▶ **The task**:
Pick out all lines with the word "Sugar" from the records that follow.

▶ **Provided material**:

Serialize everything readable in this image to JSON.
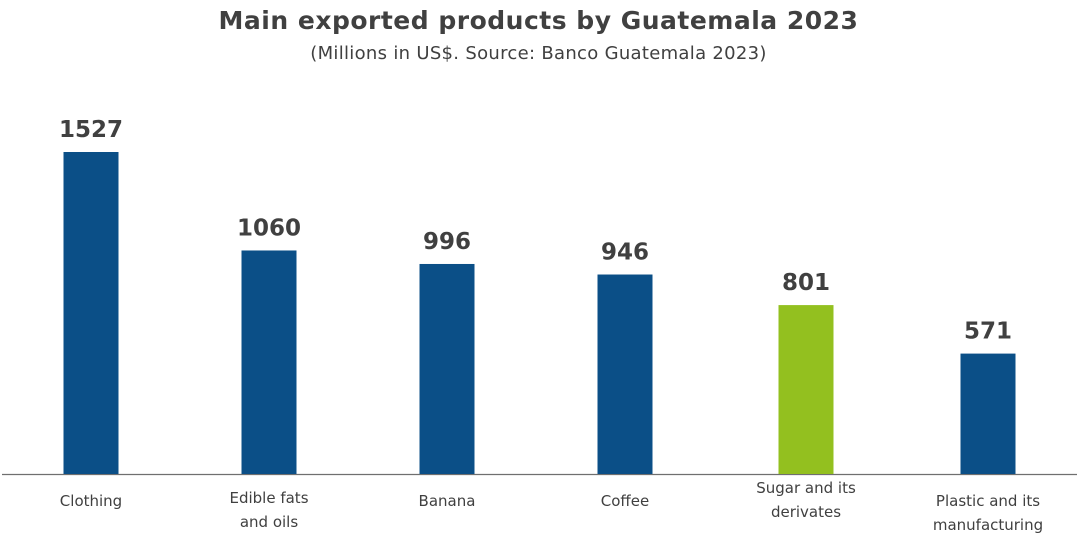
{
  "chart_data": {
    "type": "bar",
    "title": "Main exported products by Guatemala 2023",
    "subtitle": "(Millions in US$. Source: Banco Guatemala 2023)",
    "categories": [
      "Clothing",
      "Edible fats and oils",
      "Banana",
      "Coffee",
      "Sugar and its derivates",
      "Plastic and its manufacturing"
    ],
    "category_lines": [
      [
        "Clothing"
      ],
      [
        "Edible fats",
        "and oils"
      ],
      [
        "Banana"
      ],
      [
        "Coffee"
      ],
      [
        "Sugar and its",
        "derivates"
      ],
      [
        "Plastic and its",
        "manufacturing"
      ]
    ],
    "values": [
      1527,
      1060,
      996,
      946,
      801,
      571
    ],
    "data_labels": [
      "1527",
      "1060",
      "996",
      "946",
      "801",
      "571"
    ],
    "xlabel": "",
    "ylabel": "",
    "ylim": [
      0,
      1527
    ],
    "grid": false,
    "legend": "none",
    "colors": {
      "default_bar": "#0b4f87",
      "highlight_bar": "#93c01f",
      "axis_line": "#6f6f6f",
      "text": "#404040"
    },
    "highlight_index": 4
  }
}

▶ **Answer to this problem**:
      "Sugar and its derivates",
        "Sugar and its",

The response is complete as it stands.